=== SUPPLIED DATA ===
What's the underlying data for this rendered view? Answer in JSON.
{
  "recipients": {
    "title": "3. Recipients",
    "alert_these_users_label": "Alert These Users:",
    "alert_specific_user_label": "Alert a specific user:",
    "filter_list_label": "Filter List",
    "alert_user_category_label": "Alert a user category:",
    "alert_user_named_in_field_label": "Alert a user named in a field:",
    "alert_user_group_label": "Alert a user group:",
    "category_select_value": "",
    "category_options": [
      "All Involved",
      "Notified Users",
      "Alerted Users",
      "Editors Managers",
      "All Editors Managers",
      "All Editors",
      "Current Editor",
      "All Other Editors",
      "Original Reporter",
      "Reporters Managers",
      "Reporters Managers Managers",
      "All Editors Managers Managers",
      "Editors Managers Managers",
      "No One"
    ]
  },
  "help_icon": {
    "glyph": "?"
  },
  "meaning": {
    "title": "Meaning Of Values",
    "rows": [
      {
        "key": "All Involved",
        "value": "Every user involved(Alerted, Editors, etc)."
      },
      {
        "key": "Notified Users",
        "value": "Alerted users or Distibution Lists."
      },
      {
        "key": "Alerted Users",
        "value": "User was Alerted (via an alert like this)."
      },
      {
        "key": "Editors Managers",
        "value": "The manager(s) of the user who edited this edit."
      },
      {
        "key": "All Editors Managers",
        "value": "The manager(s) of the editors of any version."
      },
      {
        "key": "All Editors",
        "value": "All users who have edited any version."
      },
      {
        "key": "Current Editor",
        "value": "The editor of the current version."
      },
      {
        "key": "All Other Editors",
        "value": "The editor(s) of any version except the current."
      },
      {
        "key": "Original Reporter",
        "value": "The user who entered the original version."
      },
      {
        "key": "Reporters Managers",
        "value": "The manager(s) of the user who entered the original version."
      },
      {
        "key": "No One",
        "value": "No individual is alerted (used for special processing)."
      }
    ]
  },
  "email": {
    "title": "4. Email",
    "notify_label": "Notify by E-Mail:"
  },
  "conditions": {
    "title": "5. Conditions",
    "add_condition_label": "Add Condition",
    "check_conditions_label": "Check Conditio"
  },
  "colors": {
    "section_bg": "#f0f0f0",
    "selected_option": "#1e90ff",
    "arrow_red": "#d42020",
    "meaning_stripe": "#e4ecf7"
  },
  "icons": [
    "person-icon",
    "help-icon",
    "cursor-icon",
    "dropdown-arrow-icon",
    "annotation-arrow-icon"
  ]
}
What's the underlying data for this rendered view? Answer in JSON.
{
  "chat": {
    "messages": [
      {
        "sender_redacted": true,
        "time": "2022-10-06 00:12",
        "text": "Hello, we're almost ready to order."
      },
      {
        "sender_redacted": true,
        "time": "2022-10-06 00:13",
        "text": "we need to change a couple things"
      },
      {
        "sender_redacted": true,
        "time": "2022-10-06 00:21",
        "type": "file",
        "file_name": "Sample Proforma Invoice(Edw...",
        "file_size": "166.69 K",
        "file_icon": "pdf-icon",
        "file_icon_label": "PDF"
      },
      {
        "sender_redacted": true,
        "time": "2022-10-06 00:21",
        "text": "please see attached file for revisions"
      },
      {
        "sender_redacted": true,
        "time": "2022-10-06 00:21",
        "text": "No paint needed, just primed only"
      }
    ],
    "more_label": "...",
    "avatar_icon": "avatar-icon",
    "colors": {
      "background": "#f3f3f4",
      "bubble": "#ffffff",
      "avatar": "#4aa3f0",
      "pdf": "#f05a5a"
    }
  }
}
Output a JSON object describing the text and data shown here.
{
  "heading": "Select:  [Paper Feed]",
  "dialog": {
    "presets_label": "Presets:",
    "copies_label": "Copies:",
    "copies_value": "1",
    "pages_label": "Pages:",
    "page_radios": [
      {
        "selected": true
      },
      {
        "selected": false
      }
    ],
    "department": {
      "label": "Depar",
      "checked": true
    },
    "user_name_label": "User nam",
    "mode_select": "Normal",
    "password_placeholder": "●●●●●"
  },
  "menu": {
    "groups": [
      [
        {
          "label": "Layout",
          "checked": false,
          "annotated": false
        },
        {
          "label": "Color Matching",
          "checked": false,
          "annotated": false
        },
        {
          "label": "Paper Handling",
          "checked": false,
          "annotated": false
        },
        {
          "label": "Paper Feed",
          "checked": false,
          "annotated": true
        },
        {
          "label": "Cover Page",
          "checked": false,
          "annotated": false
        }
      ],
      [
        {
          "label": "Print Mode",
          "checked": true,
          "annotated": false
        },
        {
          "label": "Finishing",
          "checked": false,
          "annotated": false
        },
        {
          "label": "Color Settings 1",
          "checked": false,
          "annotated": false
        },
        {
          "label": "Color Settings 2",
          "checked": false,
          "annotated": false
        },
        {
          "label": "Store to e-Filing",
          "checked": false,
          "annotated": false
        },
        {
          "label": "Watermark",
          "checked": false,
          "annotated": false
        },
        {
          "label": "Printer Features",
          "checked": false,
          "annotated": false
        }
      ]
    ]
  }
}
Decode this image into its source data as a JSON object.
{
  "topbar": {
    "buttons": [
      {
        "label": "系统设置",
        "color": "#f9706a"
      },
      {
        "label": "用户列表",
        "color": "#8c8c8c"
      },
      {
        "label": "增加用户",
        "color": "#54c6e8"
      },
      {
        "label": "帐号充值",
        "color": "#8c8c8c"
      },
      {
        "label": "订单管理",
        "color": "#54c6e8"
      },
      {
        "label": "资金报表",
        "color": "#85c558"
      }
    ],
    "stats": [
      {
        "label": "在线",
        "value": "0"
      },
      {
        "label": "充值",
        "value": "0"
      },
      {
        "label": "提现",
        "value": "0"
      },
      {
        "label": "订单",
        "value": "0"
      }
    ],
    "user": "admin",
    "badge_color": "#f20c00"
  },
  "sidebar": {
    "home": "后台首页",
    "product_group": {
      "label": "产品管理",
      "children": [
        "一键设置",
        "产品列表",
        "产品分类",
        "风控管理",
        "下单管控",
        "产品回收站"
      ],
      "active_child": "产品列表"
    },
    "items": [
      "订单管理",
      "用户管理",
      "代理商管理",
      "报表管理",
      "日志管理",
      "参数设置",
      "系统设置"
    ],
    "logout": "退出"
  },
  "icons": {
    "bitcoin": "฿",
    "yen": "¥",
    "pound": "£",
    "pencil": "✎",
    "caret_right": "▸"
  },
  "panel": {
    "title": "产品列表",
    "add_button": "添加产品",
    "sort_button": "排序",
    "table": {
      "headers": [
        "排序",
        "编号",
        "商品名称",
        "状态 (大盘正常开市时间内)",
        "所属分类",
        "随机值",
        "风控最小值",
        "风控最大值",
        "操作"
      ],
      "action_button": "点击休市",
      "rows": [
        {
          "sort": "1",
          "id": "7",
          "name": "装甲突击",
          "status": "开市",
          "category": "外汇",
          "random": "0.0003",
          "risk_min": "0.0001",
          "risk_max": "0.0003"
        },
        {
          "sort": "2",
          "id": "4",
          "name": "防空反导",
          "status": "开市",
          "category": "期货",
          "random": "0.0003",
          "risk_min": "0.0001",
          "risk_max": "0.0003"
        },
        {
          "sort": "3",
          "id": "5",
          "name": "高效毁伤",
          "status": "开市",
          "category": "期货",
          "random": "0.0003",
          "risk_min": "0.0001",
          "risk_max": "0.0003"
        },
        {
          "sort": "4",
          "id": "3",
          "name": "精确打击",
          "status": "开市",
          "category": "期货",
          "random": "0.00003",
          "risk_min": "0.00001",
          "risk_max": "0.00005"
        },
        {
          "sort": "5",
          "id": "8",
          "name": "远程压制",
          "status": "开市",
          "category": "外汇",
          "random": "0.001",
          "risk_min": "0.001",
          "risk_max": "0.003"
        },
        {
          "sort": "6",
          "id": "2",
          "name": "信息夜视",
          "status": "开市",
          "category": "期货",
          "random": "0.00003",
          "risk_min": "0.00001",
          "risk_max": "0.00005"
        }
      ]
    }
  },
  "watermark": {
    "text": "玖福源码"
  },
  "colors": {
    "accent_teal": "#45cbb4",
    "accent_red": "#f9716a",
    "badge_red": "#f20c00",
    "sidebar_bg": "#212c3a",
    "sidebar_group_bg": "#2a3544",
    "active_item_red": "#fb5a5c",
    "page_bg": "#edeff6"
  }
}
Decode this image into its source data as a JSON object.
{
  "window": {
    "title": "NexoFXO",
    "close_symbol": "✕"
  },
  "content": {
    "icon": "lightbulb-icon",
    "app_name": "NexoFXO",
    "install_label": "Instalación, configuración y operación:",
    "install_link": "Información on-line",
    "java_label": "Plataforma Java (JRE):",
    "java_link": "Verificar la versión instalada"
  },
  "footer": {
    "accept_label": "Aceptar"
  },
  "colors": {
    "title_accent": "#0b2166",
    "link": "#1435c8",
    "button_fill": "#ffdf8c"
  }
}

=== WORK REQUIRED ===
Examine the records and pull out every line where the string "avatar" occurs.

=== RESPONSE TO THIS EXERCISE ===
    "avatar_icon": "avatar-icon",
      "avatar": "#4aa3f0",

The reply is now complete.